Raw records:
— Begin —
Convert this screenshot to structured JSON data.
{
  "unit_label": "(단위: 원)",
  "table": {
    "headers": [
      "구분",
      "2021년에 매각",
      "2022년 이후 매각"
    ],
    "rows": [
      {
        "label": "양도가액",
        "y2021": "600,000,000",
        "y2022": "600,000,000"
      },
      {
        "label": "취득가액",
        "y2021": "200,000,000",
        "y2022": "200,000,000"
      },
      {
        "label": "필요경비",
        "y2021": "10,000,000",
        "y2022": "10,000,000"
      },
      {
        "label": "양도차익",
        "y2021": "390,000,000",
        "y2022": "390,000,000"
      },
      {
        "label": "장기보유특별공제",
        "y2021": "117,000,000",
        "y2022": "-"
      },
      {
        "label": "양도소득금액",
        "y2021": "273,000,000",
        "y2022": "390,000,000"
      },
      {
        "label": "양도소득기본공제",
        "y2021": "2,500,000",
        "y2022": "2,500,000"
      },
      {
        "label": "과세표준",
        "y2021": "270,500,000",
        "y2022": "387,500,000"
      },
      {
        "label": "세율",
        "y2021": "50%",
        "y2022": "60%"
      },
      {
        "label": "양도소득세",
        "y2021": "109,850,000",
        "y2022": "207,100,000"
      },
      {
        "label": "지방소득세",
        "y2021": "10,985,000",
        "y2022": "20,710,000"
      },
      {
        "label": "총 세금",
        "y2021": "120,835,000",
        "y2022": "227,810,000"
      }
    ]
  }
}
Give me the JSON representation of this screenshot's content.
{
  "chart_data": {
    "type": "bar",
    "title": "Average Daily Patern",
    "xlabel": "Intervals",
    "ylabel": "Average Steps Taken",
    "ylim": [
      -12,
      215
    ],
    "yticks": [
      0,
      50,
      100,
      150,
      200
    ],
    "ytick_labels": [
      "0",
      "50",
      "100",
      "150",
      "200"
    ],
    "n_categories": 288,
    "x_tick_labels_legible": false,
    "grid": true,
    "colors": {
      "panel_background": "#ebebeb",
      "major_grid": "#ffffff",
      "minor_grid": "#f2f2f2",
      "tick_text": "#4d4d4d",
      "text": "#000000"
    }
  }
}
— End —
— Begin —
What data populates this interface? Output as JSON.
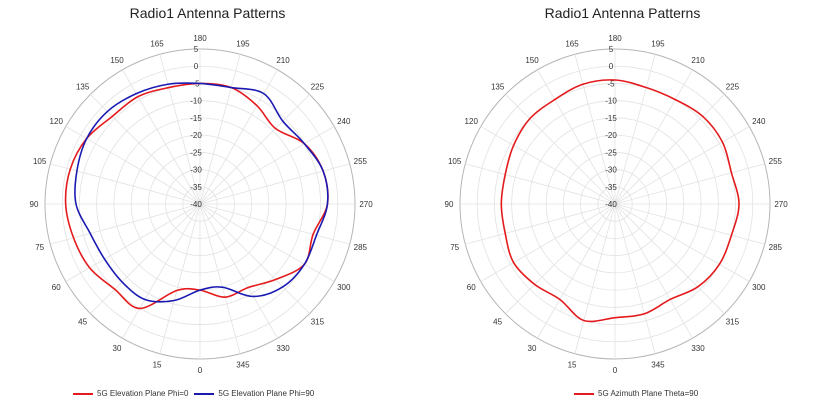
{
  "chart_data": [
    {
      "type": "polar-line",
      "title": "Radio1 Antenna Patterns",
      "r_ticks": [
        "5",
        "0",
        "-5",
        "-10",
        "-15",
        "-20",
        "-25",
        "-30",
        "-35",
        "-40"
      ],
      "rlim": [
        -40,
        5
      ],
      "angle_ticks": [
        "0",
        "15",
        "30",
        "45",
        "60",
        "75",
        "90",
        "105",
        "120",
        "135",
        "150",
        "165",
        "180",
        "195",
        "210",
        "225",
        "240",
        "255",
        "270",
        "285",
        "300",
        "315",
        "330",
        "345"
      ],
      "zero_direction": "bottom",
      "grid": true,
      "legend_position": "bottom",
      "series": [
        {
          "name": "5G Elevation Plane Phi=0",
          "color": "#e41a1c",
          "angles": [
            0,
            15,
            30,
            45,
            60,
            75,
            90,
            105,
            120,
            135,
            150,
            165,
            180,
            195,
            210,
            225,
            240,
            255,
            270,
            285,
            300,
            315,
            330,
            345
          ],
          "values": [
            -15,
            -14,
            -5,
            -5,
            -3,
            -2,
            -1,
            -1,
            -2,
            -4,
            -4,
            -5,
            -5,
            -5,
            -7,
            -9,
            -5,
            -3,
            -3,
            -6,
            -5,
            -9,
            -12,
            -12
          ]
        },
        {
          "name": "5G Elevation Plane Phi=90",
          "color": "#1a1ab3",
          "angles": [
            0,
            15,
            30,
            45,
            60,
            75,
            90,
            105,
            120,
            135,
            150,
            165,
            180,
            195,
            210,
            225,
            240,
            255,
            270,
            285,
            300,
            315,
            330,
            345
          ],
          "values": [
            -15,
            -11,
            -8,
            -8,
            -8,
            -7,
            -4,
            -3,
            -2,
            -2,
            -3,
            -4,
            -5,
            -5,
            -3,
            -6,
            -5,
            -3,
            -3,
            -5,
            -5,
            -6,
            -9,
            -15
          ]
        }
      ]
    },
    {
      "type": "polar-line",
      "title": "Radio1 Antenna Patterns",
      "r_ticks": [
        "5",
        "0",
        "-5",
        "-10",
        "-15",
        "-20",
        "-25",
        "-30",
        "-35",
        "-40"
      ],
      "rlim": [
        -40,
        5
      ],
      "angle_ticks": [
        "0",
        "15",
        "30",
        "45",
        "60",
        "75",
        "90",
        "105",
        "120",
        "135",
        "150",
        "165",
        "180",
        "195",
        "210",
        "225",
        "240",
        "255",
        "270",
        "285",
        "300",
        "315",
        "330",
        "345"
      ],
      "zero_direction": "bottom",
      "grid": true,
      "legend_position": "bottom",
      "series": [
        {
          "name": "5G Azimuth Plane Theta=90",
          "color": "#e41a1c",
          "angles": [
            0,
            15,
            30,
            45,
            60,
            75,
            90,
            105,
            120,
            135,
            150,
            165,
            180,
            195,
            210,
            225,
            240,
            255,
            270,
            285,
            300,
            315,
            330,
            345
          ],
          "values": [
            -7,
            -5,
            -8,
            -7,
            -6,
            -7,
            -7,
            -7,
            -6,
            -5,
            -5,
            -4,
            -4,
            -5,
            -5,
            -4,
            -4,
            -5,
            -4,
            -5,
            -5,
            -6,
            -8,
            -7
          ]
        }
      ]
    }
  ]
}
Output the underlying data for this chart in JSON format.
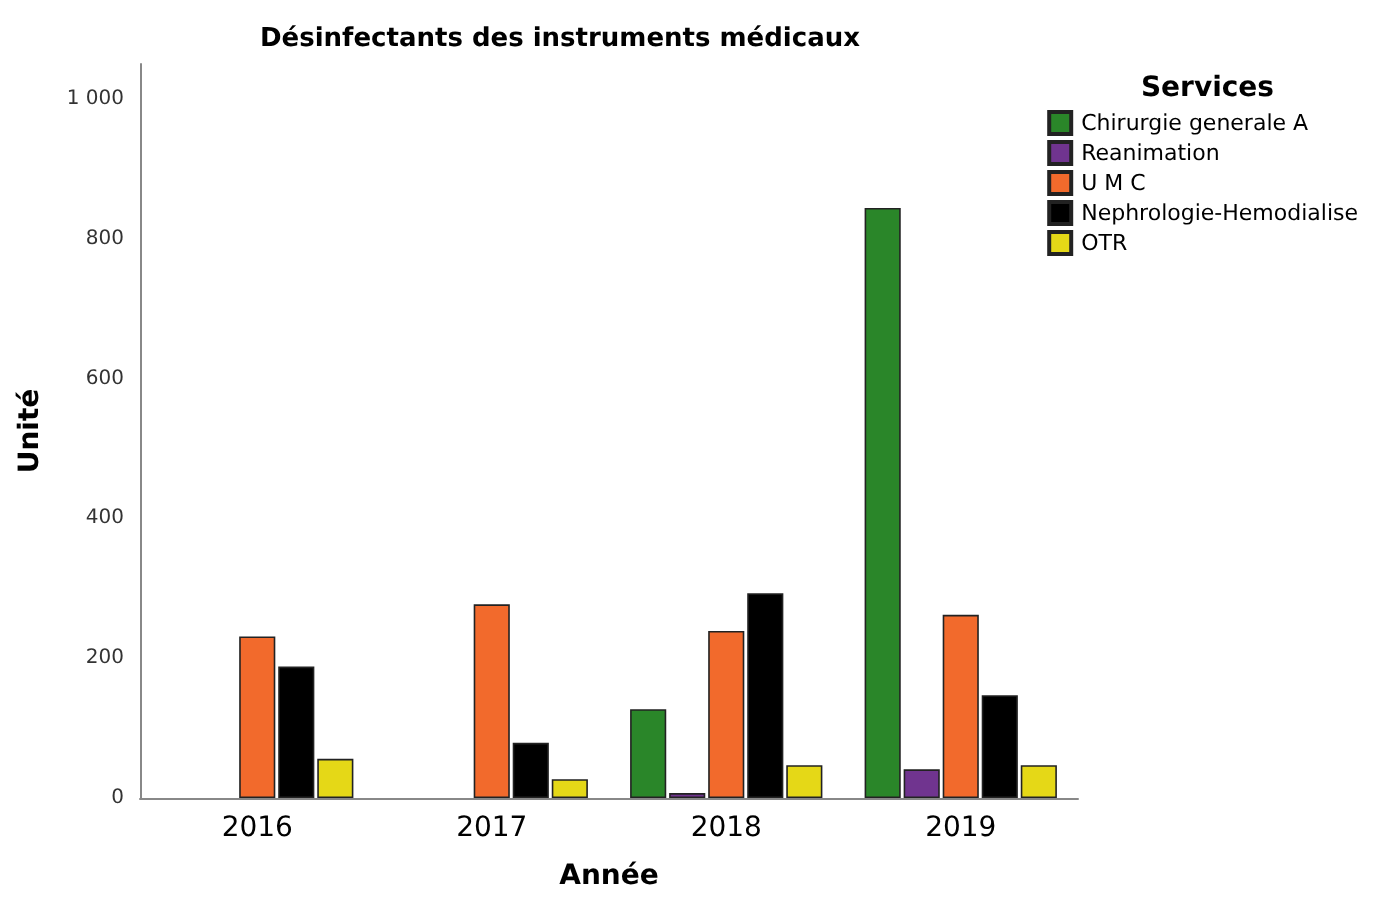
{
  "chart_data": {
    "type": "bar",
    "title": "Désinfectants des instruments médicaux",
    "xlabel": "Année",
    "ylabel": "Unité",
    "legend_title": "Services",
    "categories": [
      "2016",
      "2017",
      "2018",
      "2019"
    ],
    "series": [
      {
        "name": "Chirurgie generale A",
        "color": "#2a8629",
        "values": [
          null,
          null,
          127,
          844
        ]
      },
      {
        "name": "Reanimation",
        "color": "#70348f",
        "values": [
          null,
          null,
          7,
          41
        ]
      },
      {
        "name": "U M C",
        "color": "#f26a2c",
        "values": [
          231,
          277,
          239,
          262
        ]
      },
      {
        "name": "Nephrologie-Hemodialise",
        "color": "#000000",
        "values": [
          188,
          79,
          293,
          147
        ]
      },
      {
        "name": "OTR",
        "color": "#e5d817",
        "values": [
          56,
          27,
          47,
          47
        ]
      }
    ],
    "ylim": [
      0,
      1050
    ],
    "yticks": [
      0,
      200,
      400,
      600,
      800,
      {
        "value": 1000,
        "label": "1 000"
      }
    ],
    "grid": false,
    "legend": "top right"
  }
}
— End —
## Exercise goal
Identify every line above that includes the word "Average", and show those lines.

## The reply
    "title": "Average Daily Patern",
    "ylabel": "Average Steps Taken",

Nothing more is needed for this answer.